• Your objective: Send each entry back exactly as given, pictures excluded.

--- start ---

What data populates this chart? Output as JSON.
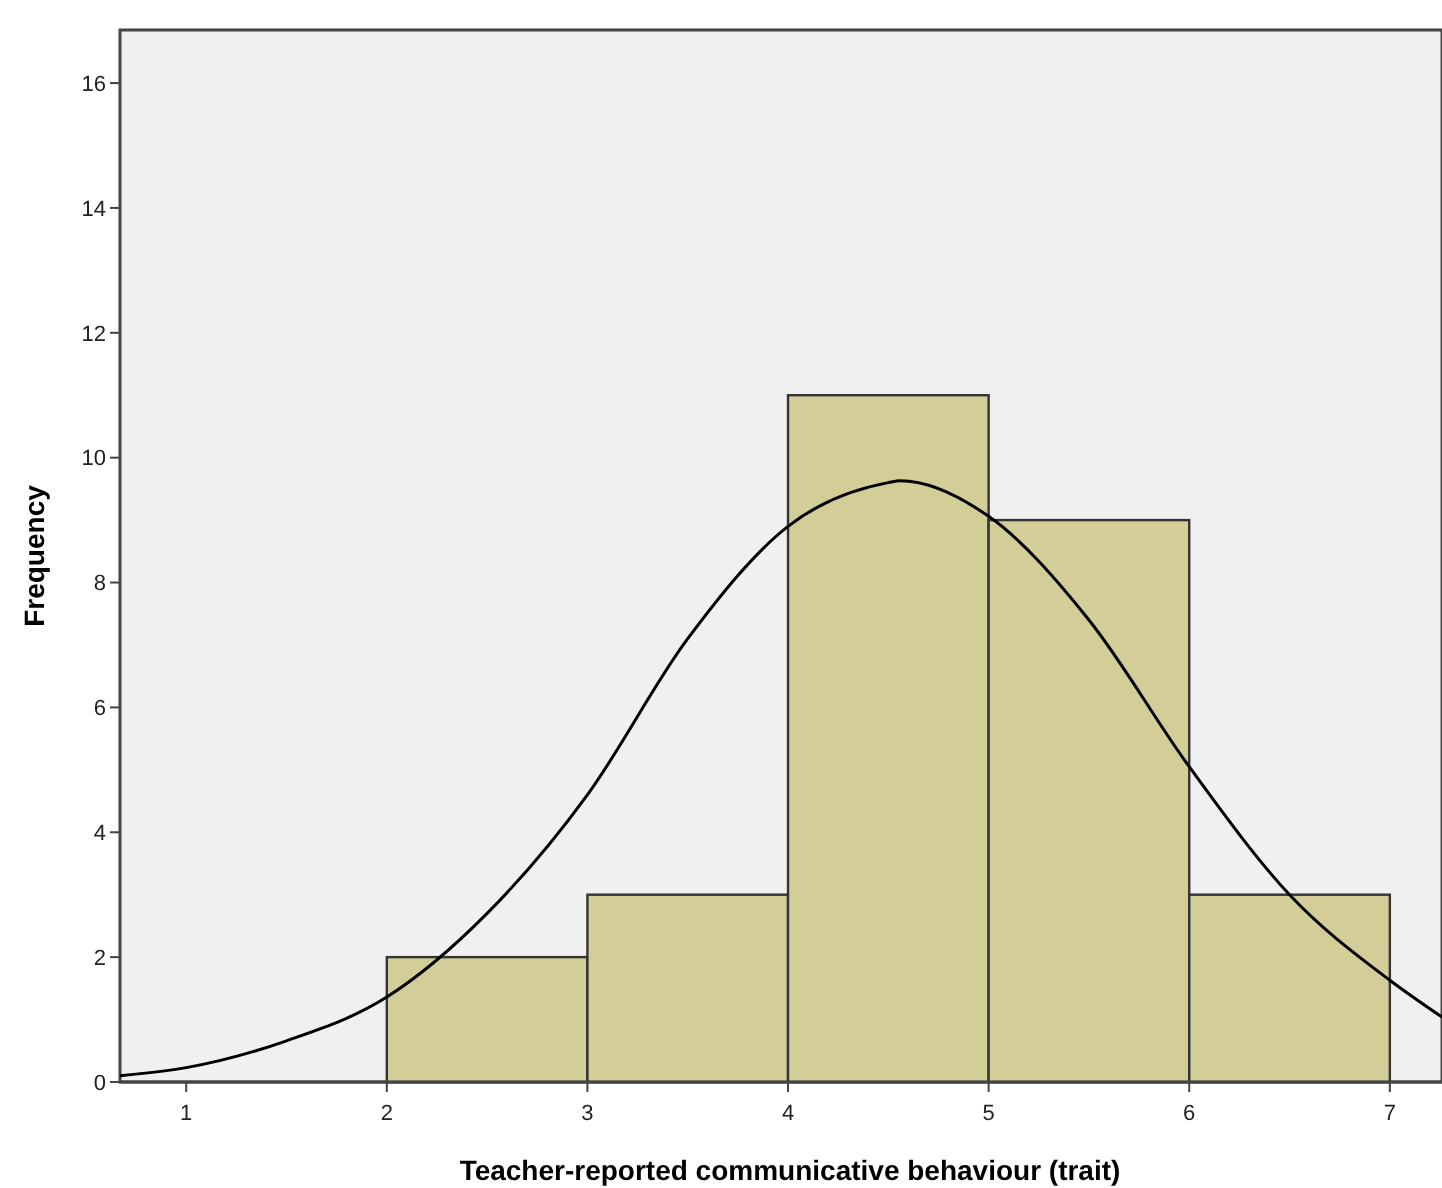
{
  "chart_data": {
    "type": "histogram",
    "xlabel": "Teacher-reported communicative behaviour (trait)",
    "ylabel": "Frequency",
    "bins": [
      2,
      3,
      4,
      5,
      6,
      7
    ],
    "values": [
      2,
      3,
      11,
      9,
      3
    ],
    "color": "#d3ce98",
    "series": [
      {
        "type": "line",
        "color": "#000000",
        "x": [
          0.67,
          1,
          1.5,
          2,
          2.5,
          3,
          3.5,
          4,
          4.5,
          4.56,
          5,
          5.5,
          6,
          6.5,
          7,
          7.26
        ],
        "values": [
          0.1,
          0.23,
          0.66,
          1.36,
          2.7,
          4.6,
          7.1,
          8.9,
          9.6,
          9.63,
          9.06,
          7.4,
          5.05,
          3.0,
          1.63,
          1.04
        ]
      }
    ],
    "xlim": [
      0.67,
      7.26
    ],
    "xticks": [
      1,
      2,
      3,
      4,
      5,
      6,
      7
    ],
    "ylim": [
      0,
      16.85
    ],
    "yticks": [
      0,
      2,
      4,
      6,
      8,
      10,
      12,
      14,
      16
    ],
    "grid": false,
    "marker": "none",
    "line_style": "solid"
  }
}
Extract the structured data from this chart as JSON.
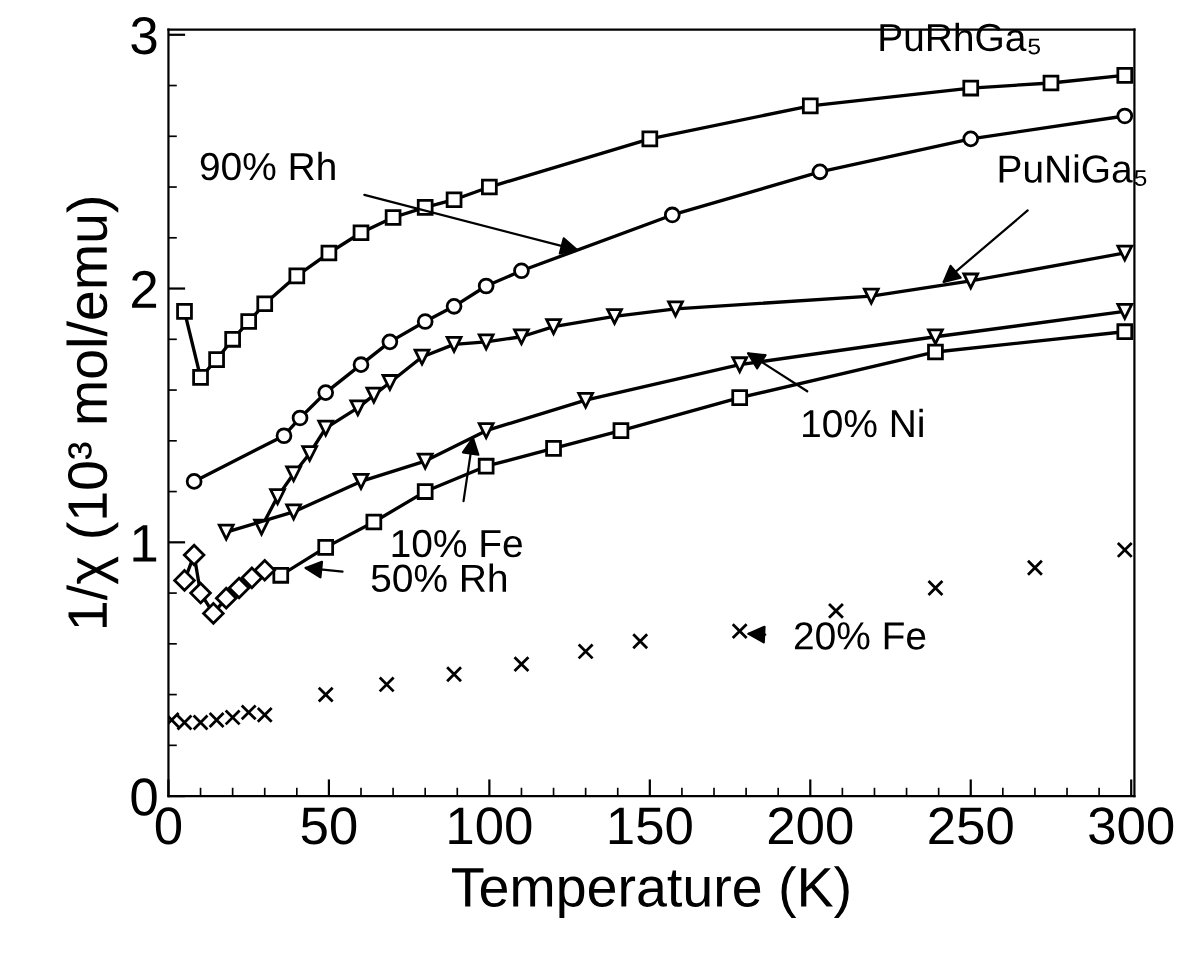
{
  "chart_data": {
    "type": "line",
    "xlabel": "Temperature (K)",
    "ylabel": "1/χ (10³ mol/emu)",
    "xlim": [
      0,
      301
    ],
    "ylim": [
      0,
      3.02
    ],
    "xticks": [
      0,
      50,
      100,
      150,
      200,
      250,
      300
    ],
    "yticks": [
      0,
      1,
      2,
      3
    ],
    "grid": false,
    "legend": false,
    "line_style": "solid",
    "series": [
      {
        "color": "#000000",
        "marker": "square",
        "x": [
          5,
          10,
          15,
          20,
          25,
          30,
          40,
          50,
          60,
          70,
          80,
          89,
          100,
          150,
          200,
          250,
          275,
          298
        ],
        "values": [
          1.91,
          1.65,
          1.72,
          1.8,
          1.87,
          1.94,
          2.05,
          2.14,
          2.22,
          2.28,
          2.32,
          2.35,
          2.4,
          2.59,
          2.72,
          2.79,
          2.81,
          2.84
        ]
      },
      {
        "color": "#000000",
        "marker": "circle",
        "x": [
          8,
          36,
          41,
          49,
          60,
          69,
          80,
          89,
          99,
          110,
          157,
          203,
          250,
          298
        ],
        "values": [
          1.24,
          1.42,
          1.49,
          1.59,
          1.7,
          1.79,
          1.87,
          1.93,
          2.01,
          2.07,
          2.29,
          2.46,
          2.59,
          2.68
        ]
      },
      {
        "color": "#000000",
        "marker": "triangle",
        "x": [
          29,
          34,
          39,
          44,
          49,
          59,
          64,
          69,
          79,
          89,
          99,
          110,
          120,
          139,
          158,
          219,
          250,
          298
        ],
        "values": [
          1.06,
          1.18,
          1.27,
          1.35,
          1.45,
          1.53,
          1.58,
          1.63,
          1.73,
          1.78,
          1.79,
          1.81,
          1.85,
          1.89,
          1.92,
          1.97,
          2.03,
          2.14
        ]
      },
      {
        "color": "#000000",
        "marker": "triangle",
        "x": [
          18,
          39,
          60,
          80,
          99,
          130,
          178,
          239,
          298
        ],
        "values": [
          1.04,
          1.12,
          1.24,
          1.32,
          1.44,
          1.56,
          1.7,
          1.81,
          1.91
        ]
      },
      {
        "color": "#000000",
        "marker": "square",
        "x": [
          35,
          49,
          64,
          80,
          99,
          120,
          141,
          178,
          239,
          298
        ],
        "values": [
          0.87,
          0.98,
          1.08,
          1.2,
          1.3,
          1.37,
          1.44,
          1.57,
          1.75,
          1.83
        ]
      },
      {
        "color": "#000000",
        "marker": "diamond",
        "x": [
          5,
          8,
          10,
          14,
          18,
          22,
          26,
          30
        ],
        "values": [
          0.85,
          0.95,
          0.8,
          0.72,
          0.78,
          0.82,
          0.86,
          0.89
        ]
      },
      {
        "type": "scatter",
        "color": "#000000",
        "marker": "cross",
        "x": [
          1,
          5,
          10,
          15,
          20,
          25,
          30,
          49,
          68,
          89,
          110,
          130,
          147,
          178,
          208,
          239,
          270,
          298
        ],
        "values": [
          0.3,
          0.29,
          0.29,
          0.3,
          0.31,
          0.33,
          0.32,
          0.4,
          0.44,
          0.48,
          0.52,
          0.57,
          0.61,
          0.65,
          0.73,
          0.82,
          0.9,
          0.97
        ]
      }
    ],
    "annotations": [
      {
        "text": "PuRhGa₅",
        "x": 250,
        "y": 2.79
      },
      {
        "text": "90% Rh",
        "x": 128,
        "y": 2.15
      },
      {
        "text": "PuNiGa₅",
        "x": 241,
        "y": 2.02
      },
      {
        "text": "10% Ni",
        "x": 180,
        "y": 1.75
      },
      {
        "text": "10% Fe",
        "x": 95,
        "y": 1.42
      },
      {
        "text": "50% Rh",
        "x": 42,
        "y": 0.9
      },
      {
        "text": "20% Fe",
        "x": 180,
        "y": 0.64
      }
    ]
  }
}
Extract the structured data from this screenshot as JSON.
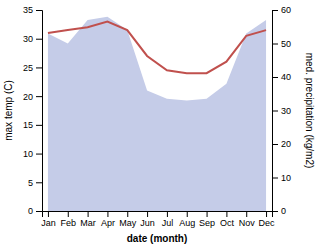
{
  "chart_data": {
    "type": "line",
    "categories": [
      "Jan",
      "Feb",
      "Mar",
      "Apr",
      "May",
      "Jun",
      "Jul",
      "Aug",
      "Sep",
      "Oct",
      "Nov",
      "Dec"
    ],
    "series": [
      {
        "type": "area",
        "axis": "y2",
        "color": "#c5cce8",
        "values": [
          53.0,
          50.0,
          57.0,
          58.0,
          54.0,
          36.0,
          33.5,
          33.0,
          33.5,
          38.0,
          53.0,
          57.0
        ]
      },
      {
        "type": "line",
        "color": "#c0504d",
        "values": [
          31.0,
          31.5,
          32.0,
          33.0,
          31.5,
          27.0,
          24.5,
          24.0,
          24.0,
          26.0,
          30.5,
          31.5
        ]
      }
    ],
    "xlabel": "date (month)",
    "ylabel": "max temp (C)",
    "y2label": "med. precipitation (kg/m2)",
    "ylim": [
      0,
      35
    ],
    "yticks": [
      0,
      5,
      10,
      15,
      20,
      25,
      30,
      35
    ],
    "y2lim": [
      0,
      60
    ],
    "y2ticks": [
      0,
      10,
      20,
      30,
      40,
      50,
      60
    ],
    "grid": false
  }
}
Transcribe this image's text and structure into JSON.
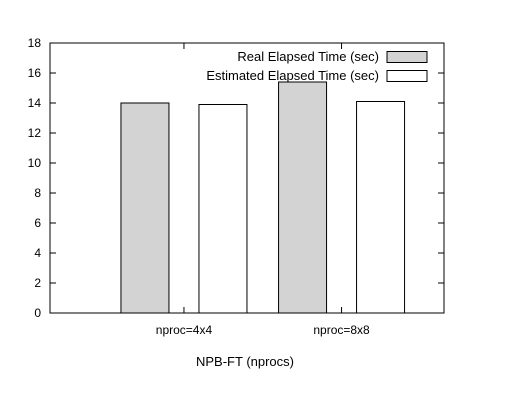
{
  "chart_data": {
    "type": "bar",
    "title": "",
    "xlabel": "NPB-FT (nprocs)",
    "ylabel": "",
    "categories": [
      "nproc=4x4",
      "nproc=8x8"
    ],
    "ylim": [
      0,
      18
    ],
    "yticks": [
      0,
      2,
      4,
      6,
      8,
      10,
      12,
      14,
      16,
      18
    ],
    "grid": false,
    "legend_position": "top-right",
    "series": [
      {
        "name": "Real Elapsed Time (sec)",
        "values": [
          14.0,
          15.4
        ],
        "color": "#d3d3d3"
      },
      {
        "name": "Estimated Elapsed Time (sec)",
        "values": [
          13.9,
          14.1
        ],
        "color": "#ffffff"
      }
    ]
  }
}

--- end ---

• Exercise output:
What data populates this chart? Output as JSON.
{
  "chart_data": {
    "type": "histogram",
    "xlabel": "Teacher-reported communicative behaviour (trait)",
    "ylabel": "Frequency",
    "bins": [
      2,
      3,
      4,
      5,
      6,
      7
    ],
    "values": [
      2,
      3,
      11,
      9,
      3
    ],
    "color": "#d3ce98",
    "series": [
      {
        "type": "line",
        "color": "#000000",
        "x": [
          0.67,
          1,
          1.5,
          2,
          2.5,
          3,
          3.5,
          4,
          4.5,
          4.56,
          5,
          5.5,
          6,
          6.5,
          7,
          7.26
        ],
        "values": [
          0.1,
          0.23,
          0.66,
          1.36,
          2.7,
          4.6,
          7.1,
          8.9,
          9.6,
          9.63,
          9.06,
          7.4,
          5.05,
          3.0,
          1.63,
          1.04
        ]
      }
    ],
    "xlim": [
      0.67,
      7.26
    ],
    "xticks": [
      1,
      2,
      3,
      4,
      5,
      6,
      7
    ],
    "ylim": [
      0,
      16.85
    ],
    "yticks": [
      0,
      2,
      4,
      6,
      8,
      10,
      12,
      14,
      16
    ],
    "grid": false,
    "marker": "none",
    "line_style": "solid"
  }
}
Extract the structured data from this chart as JSON.
{
  "chart_data": {
    "type": "line",
    "xlabel": "Temperature (K)",
    "ylabel": "1/χ (10³ mol/emu)",
    "xlim": [
      0,
      301
    ],
    "ylim": [
      0,
      3.02
    ],
    "xticks": [
      0,
      50,
      100,
      150,
      200,
      250,
      300
    ],
    "yticks": [
      0,
      1,
      2,
      3
    ],
    "grid": false,
    "legend": false,
    "line_style": "solid",
    "series": [
      {
        "color": "#000000",
        "marker": "square",
        "x": [
          5,
          10,
          15,
          20,
          25,
          30,
          40,
          50,
          60,
          70,
          80,
          89,
          100,
          150,
          200,
          250,
          275,
          298
        ],
        "values": [
          1.91,
          1.65,
          1.72,
          1.8,
          1.87,
          1.94,
          2.05,
          2.14,
          2.22,
          2.28,
          2.32,
          2.35,
          2.4,
          2.59,
          2.72,
          2.79,
          2.81,
          2.84
        ]
      },
      {
        "color": "#000000",
        "marker": "circle",
        "x": [
          8,
          36,
          41,
          49,
          60,
          69,
          80,
          89,
          99,
          110,
          157,
          203,
          250,
          298
        ],
        "values": [
          1.24,
          1.42,
          1.49,
          1.59,
          1.7,
          1.79,
          1.87,
          1.93,
          2.01,
          2.07,
          2.29,
          2.46,
          2.59,
          2.68
        ]
      },
      {
        "color": "#000000",
        "marker": "triangle",
        "x": [
          29,
          34,
          39,
          44,
          49,
          59,
          64,
          69,
          79,
          89,
          99,
          110,
          120,
          139,
          158,
          219,
          250,
          298
        ],
        "values": [
          1.06,
          1.18,
          1.27,
          1.35,
          1.45,
          1.53,
          1.58,
          1.63,
          1.73,
          1.78,
          1.79,
          1.81,
          1.85,
          1.89,
          1.92,
          1.97,
          2.03,
          2.14
        ]
      },
      {
        "color": "#000000",
        "marker": "triangle",
        "x": [
          18,
          39,
          60,
          80,
          99,
          130,
          178,
          239,
          298
        ],
        "values": [
          1.04,
          1.12,
          1.24,
          1.32,
          1.44,
          1.56,
          1.7,
          1.81,
          1.91
        ]
      },
      {
        "color": "#000000",
        "marker": "square",
        "x": [
          35,
          49,
          64,
          80,
          99,
          120,
          141,
          178,
          239,
          298
        ],
        "values": [
          0.87,
          0.98,
          1.08,
          1.2,
          1.3,
          1.37,
          1.44,
          1.57,
          1.75,
          1.83
        ]
      },
      {
        "color": "#000000",
        "marker": "diamond",
        "x": [
          5,
          8,
          10,
          14,
          18,
          22,
          26,
          30
        ],
        "values": [
          0.85,
          0.95,
          0.8,
          0.72,
          0.78,
          0.82,
          0.86,
          0.89
        ]
      },
      {
        "type": "scatter",
        "color": "#000000",
        "marker": "cross",
        "x": [
          1,
          5,
          10,
          15,
          20,
          25,
          30,
          49,
          68,
          89,
          110,
          130,
          147,
          178,
          208,
          239,
          270,
          298
        ],
        "values": [
          0.3,
          0.29,
          0.29,
          0.3,
          0.31,
          0.33,
          0.32,
          0.4,
          0.44,
          0.48,
          0.52,
          0.57,
          0.61,
          0.65,
          0.73,
          0.82,
          0.9,
          0.97
        ]
      }
    ],
    "annotations": [
      {
        "text": "PuRhGa₅",
        "x": 250,
        "y": 2.79
      },
      {
        "text": "90% Rh",
        "x": 128,
        "y": 2.15
      },
      {
        "text": "PuNiGa₅",
        "x": 241,
        "y": 2.02
      },
      {
        "text": "10% Ni",
        "x": 180,
        "y": 1.75
      },
      {
        "text": "10% Fe",
        "x": 95,
        "y": 1.42
      },
      {
        "text": "50% Rh",
        "x": 42,
        "y": 0.9
      },
      {
        "text": "20% Fe",
        "x": 180,
        "y": 0.64
      }
    ]
  }
}
Extract the structured data from this screenshot as JSON.
{
  "chart_data": {
    "type": "line",
    "categories": [
      "Jan",
      "Feb",
      "Mar",
      "Apr",
      "May",
      "Jun",
      "Jul",
      "Aug",
      "Sep",
      "Oct",
      "Nov",
      "Dec"
    ],
    "series": [
      {
        "type": "area",
        "axis": "y2",
        "color": "#c5cce8",
        "values": [
          53.0,
          50.0,
          57.0,
          58.0,
          54.0,
          36.0,
          33.5,
          33.0,
          33.5,
          38.0,
          53.0,
          57.0
        ]
      },
      {
        "type": "line",
        "color": "#c0504d",
        "values": [
          31.0,
          31.5,
          32.0,
          33.0,
          31.5,
          27.0,
          24.5,
          24.0,
          24.0,
          26.0,
          30.5,
          31.5
        ]
      }
    ],
    "xlabel": "date (month)",
    "ylabel": "max temp (C)",
    "y2label": "med. precipitation (kg/m2)",
    "ylim": [
      0,
      35
    ],
    "yticks": [
      0,
      5,
      10,
      15,
      20,
      25,
      30,
      35
    ],
    "y2lim": [
      0,
      60
    ],
    "y2ticks": [
      0,
      10,
      20,
      30,
      40,
      50,
      60
    ],
    "grid": false
  }
}
Transcribe this image's text and structure into JSON.
{
  "chart_data": {
    "type": "bar",
    "title": "",
    "xlabel": "NPB-FT (nprocs)",
    "ylabel": "",
    "categories": [
      "nproc=4x4",
      "nproc=8x8"
    ],
    "ylim": [
      0,
      18
    ],
    "yticks": [
      0,
      2,
      4,
      6,
      8,
      10,
      12,
      14,
      16,
      18
    ],
    "grid": false,
    "legend_position": "top-right",
    "series": [
      {
        "name": "Real Elapsed Time (sec)",
        "values": [
          14.0,
          15.4
        ],
        "color": "#d3d3d3"
      },
      {
        "name": "Estimated Elapsed Time (sec)",
        "values": [
          13.9,
          14.1
        ],
        "color": "#ffffff"
      }
    ]
  }
}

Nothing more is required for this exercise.